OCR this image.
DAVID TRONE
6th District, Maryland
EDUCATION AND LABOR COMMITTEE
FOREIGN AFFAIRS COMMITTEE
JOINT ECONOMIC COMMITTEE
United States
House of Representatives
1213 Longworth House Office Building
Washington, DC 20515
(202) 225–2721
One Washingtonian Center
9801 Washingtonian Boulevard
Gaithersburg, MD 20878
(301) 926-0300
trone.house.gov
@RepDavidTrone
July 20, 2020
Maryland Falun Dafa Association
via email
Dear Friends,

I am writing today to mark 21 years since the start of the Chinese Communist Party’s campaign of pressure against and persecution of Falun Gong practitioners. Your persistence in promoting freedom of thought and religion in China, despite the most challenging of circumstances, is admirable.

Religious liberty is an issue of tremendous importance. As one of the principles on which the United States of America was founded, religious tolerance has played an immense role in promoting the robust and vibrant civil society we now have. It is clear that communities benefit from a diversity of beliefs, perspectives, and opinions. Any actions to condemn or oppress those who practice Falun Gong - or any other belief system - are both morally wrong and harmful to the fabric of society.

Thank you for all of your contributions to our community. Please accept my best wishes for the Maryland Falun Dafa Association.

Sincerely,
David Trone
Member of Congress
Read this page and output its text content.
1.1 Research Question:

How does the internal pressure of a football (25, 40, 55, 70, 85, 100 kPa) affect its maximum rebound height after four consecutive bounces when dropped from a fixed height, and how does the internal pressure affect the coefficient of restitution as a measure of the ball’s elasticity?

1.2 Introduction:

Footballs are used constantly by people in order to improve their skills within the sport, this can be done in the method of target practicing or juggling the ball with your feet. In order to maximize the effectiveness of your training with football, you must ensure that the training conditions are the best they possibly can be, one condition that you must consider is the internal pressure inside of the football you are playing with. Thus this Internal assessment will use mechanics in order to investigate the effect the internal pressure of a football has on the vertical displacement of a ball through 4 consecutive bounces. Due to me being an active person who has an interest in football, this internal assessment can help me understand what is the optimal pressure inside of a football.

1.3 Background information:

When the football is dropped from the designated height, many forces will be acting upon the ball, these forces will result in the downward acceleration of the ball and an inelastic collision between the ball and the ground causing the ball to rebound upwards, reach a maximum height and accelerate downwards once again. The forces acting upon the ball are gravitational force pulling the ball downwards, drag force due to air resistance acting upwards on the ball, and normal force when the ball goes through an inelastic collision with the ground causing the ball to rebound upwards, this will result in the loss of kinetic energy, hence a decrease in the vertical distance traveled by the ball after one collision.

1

════════════════

Retype the material in full, character for character.

Exercise response
OCR this image.
DAVID TRONE
6th District, Maryland
EDUCATION AND LABOR COMMITTEE
FOREIGN AFFAIRS COMMITTEE
JOINT ECONOMIC COMMITTEE
United States
House of Representatives
1213 Longworth House Office Building
Washington, DC 20515
(202) 225–2721
One Washingtonian Center
9801 Washingtonian Boulevard
Gaithersburg, MD 20878
(301) 926-0300
trone.house.gov
@RepDavidTrone
July 20, 2020
Maryland Falun Dafa Association
via email
Dear Friends,

I am writing today to mark 21 years since the start of the Chinese Communist Party’s campaign of pressure against and persecution of Falun Gong practitioners. Your persistence in promoting freedom of thought and religion in China, despite the most challenging of circumstances, is admirable.

Religious liberty is an issue of tremendous importance. As one of the principles on which the United States of America was founded, religious tolerance has played an immense role in promoting the robust and vibrant civil society we now have. It is clear that communities benefit from a diversity of beliefs, perspectives, and opinions. Any actions to condemn or oppress those who practice Falun Gong - or any other belief system - are both morally wrong and harmful to the fabric of society.

Thank you for all of your contributions to our community. Please accept my best wishes for the Maryland Falun Dafa Association.

Sincerely,
David Trone
Member of Congress
Read this page and output its text content.
1.1 Research Question:

How does the internal pressure of a football (25, 40, 55, 70, 85, 100 kPa) affect its maximum rebound height after four consecutive bounces when dropped from a fixed height, and how does the internal pressure affect the coefficient of restitution as a measure of the ball’s elasticity?

1.2 Introduction:

Footballs are used constantly by people in order to improve their skills within the sport, this can be done in the method of target practicing or juggling the ball with your feet. In order to maximize the effectiveness of your training with football, you must ensure that the training conditions are the best they possibly can be, one condition that you must consider is the internal pressure inside of the football you are playing with. Thus this Internal assessment will use mechanics in order to investigate the effect the internal pressure of a football has on the vertical displacement of a ball through 4 consecutive bounces. Due to me being an active person who has an interest in football, this internal assessment can help me understand what is the optimal pressure inside of a football.

1.3 Background information:

When the football is dropped from the designated height, many forces will be acting upon the ball, these forces will result in the downward acceleration of the ball and an inelastic collision between the ball and the ground causing the ball to rebound upwards, reach a maximum height and accelerate downwards once again. The forces acting upon the ball are gravitational force pulling the ball downwards, drag force due to air resistance acting upwards on the ball, and normal force when the ball goes through an inelastic collision with the ground causing the ball to rebound upwards, this will result in the loss of kinetic energy, hence a decrease in the vertical distance traveled by the ball after one collision.

1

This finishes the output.